Data supplied
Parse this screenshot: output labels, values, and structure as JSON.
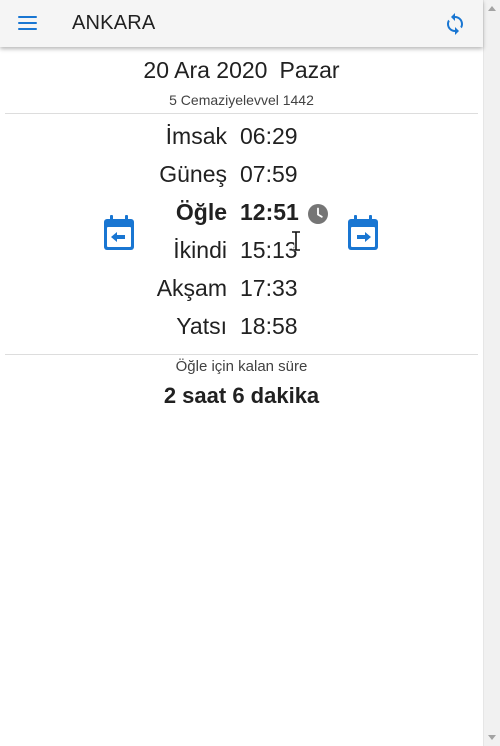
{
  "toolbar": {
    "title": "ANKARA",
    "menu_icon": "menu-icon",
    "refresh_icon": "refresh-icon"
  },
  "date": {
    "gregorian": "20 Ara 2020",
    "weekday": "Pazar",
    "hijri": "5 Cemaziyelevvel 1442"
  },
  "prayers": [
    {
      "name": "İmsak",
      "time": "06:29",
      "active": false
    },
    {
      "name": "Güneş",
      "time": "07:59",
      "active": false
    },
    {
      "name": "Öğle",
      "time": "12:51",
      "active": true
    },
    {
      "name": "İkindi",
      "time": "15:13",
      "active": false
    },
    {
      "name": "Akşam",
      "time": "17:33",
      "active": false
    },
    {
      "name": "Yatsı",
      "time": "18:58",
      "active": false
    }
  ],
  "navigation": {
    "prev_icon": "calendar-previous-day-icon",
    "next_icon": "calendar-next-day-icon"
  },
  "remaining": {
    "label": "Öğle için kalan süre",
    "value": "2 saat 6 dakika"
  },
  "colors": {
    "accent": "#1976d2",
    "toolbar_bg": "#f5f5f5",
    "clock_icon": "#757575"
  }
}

--

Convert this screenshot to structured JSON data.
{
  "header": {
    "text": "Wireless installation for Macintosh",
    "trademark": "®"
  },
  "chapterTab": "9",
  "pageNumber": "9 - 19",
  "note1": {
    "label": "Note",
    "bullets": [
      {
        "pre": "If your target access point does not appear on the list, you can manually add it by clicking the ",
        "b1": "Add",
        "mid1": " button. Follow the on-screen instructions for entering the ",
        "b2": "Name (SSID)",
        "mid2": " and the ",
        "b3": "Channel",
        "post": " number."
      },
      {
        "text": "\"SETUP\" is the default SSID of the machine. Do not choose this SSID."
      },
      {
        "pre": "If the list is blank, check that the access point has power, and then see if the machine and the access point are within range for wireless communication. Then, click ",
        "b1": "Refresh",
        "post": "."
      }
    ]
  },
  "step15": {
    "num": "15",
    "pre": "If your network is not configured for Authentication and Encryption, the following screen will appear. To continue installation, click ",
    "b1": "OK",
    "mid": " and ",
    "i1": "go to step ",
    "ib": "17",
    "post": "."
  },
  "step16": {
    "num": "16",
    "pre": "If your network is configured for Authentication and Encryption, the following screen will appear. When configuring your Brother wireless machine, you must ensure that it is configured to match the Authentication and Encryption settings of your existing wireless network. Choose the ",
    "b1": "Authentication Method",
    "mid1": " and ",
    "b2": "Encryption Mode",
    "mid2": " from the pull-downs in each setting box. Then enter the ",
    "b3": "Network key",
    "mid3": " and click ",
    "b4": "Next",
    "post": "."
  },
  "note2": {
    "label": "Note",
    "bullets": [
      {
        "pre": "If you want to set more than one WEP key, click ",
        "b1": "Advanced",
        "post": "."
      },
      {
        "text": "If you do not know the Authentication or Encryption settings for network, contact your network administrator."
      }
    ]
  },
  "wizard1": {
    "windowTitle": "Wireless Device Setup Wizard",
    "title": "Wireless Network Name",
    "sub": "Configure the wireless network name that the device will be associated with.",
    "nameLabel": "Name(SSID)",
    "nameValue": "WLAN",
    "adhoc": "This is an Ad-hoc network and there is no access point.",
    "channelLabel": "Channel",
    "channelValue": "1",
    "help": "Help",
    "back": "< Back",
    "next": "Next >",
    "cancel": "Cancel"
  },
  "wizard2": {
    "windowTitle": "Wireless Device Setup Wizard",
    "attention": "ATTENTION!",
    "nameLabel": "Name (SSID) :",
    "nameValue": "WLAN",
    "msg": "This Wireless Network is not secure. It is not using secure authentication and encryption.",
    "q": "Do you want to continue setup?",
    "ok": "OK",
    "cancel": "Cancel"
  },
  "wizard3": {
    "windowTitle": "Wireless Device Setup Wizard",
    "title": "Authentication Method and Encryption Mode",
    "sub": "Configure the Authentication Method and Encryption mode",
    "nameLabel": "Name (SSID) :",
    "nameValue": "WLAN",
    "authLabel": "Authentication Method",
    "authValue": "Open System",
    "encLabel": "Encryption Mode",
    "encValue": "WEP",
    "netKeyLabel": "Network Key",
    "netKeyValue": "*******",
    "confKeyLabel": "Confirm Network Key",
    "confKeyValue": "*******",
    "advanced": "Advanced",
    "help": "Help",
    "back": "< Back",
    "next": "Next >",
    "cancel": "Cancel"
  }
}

The task
The records are above. How many lines in them contain the word "calendar"? Give the number alone.

Finished answer
2